● Task inputs
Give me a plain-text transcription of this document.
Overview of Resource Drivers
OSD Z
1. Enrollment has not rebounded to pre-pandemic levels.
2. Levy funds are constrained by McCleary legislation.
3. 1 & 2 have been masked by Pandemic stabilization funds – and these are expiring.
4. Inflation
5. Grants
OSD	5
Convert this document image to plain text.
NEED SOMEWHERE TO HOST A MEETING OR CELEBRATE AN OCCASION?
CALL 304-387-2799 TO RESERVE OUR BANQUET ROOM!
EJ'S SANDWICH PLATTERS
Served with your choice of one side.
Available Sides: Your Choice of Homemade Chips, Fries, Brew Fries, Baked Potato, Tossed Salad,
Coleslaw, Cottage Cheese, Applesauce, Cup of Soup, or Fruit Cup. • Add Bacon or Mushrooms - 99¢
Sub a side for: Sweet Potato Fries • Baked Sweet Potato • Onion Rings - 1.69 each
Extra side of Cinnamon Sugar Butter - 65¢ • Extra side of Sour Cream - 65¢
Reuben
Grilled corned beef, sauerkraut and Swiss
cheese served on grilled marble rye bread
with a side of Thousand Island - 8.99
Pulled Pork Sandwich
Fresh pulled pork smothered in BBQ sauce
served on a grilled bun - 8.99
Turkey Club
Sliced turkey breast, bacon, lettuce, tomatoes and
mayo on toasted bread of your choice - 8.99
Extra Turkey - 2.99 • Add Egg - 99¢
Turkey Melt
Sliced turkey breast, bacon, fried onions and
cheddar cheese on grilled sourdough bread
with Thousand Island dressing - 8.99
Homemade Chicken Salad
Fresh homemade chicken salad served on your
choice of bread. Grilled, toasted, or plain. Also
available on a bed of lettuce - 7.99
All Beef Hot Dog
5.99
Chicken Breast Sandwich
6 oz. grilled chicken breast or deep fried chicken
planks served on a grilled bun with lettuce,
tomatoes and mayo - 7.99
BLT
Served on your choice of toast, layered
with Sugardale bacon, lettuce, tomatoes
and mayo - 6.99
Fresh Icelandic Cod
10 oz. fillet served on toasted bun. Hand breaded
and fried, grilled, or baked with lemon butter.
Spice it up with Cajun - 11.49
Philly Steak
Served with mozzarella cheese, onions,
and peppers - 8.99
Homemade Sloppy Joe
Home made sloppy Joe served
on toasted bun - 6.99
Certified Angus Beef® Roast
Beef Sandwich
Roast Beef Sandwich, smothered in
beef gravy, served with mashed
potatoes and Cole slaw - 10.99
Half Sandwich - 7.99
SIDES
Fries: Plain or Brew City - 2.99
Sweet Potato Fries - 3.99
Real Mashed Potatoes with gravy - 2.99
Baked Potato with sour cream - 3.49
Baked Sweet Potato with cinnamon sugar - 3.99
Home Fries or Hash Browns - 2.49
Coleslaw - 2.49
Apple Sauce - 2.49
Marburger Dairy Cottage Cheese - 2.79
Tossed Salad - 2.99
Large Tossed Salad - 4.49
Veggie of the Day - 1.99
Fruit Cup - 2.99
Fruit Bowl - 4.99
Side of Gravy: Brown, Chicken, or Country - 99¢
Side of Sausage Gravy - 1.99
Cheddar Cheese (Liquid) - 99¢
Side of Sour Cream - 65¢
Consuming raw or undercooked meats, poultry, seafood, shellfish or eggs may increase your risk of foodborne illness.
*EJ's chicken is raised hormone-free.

● Required work
Type the whole listing again, unaltered.

● Written response
Give me a plain-text transcription of this document.
Overview of Resource Drivers
OSD Z
1. Enrollment has not rebounded to pre-pandemic levels.
2. Levy funds are constrained by McCleary legislation.
3. 1 & 2 have been masked by Pandemic stabilization funds – and these are expiring.
4. Inflation
5. Grants
OSD	5
Convert this document image to plain text.
NEED SOMEWHERE TO HOST A MEETING OR CELEBRATE AN OCCASION?
CALL 304-387-2799 TO RESERVE OUR BANQUET ROOM!
EJ'S SANDWICH PLATTERS
Served with your choice of one side.
Available Sides: Your Choice of Homemade Chips, Fries, Brew Fries, Baked Potato, Tossed Salad,
Coleslaw, Cottage Cheese, Applesauce, Cup of Soup, or Fruit Cup. • Add Bacon or Mushrooms - 99¢
Sub a side for: Sweet Potato Fries • Baked Sweet Potato • Onion Rings - 1.69 each
Extra side of Cinnamon Sugar Butter - 65¢ • Extra side of Sour Cream - 65¢
Reuben
Grilled corned beef, sauerkraut and Swiss
cheese served on grilled marble rye bread
with a side of Thousand Island - 8.99
Pulled Pork Sandwich
Fresh pulled pork smothered in BBQ sauce
served on a grilled bun - 8.99
Turkey Club
Sliced turkey breast, bacon, lettuce, tomatoes and
mayo on toasted bread of your choice - 8.99
Extra Turkey - 2.99 • Add Egg - 99¢
Turkey Melt
Sliced turkey breast, bacon, fried onions and
cheddar cheese on grilled sourdough bread
with Thousand Island dressing - 8.99
Homemade Chicken Salad
Fresh homemade chicken salad served on your
choice of bread. Grilled, toasted, or plain. Also
available on a bed of lettuce - 7.99
All Beef Hot Dog
5.99
Chicken Breast Sandwich
6 oz. grilled chicken breast or deep fried chicken
planks served on a grilled bun with lettuce,
tomatoes and mayo - 7.99
BLT
Served on your choice of toast, layered
with Sugardale bacon, lettuce, tomatoes
and mayo - 6.99
Fresh Icelandic Cod
10 oz. fillet served on toasted bun. Hand breaded
and fried, grilled, or baked with lemon butter.
Spice it up with Cajun - 11.49
Philly Steak
Served with mozzarella cheese, onions,
and peppers - 8.99
Homemade Sloppy Joe
Home made sloppy Joe served
on toasted bun - 6.99
Certified Angus Beef® Roast
Beef Sandwich
Roast Beef Sandwich, smothered in
beef gravy, served with mashed
potatoes and Cole slaw - 10.99
Half Sandwich - 7.99
SIDES
Fries: Plain or Brew City - 2.99
Sweet Potato Fries - 3.99
Real Mashed Potatoes with gravy - 2.99
Baked Potato with sour cream - 3.49
Baked Sweet Potato with cinnamon sugar - 3.99
Home Fries or Hash Browns - 2.49
Coleslaw - 2.49
Apple Sauce - 2.49
Marburger Dairy Cottage Cheese - 2.79
Tossed Salad - 2.99
Large Tossed Salad - 4.49
Veggie of the Day - 1.99
Fruit Cup - 2.99
Fruit Bowl - 4.99
Side of Gravy: Brown, Chicken, or Country - 99¢
Side of Sausage Gravy - 1.99
Cheddar Cheese (Liquid) - 99¢
Side of Sour Cream - 65¢
Consuming raw or undercooked meats, poultry, seafood, shellfish or eggs may increase your risk of foodborne illness.
*EJ's chicken is raised hormone-free.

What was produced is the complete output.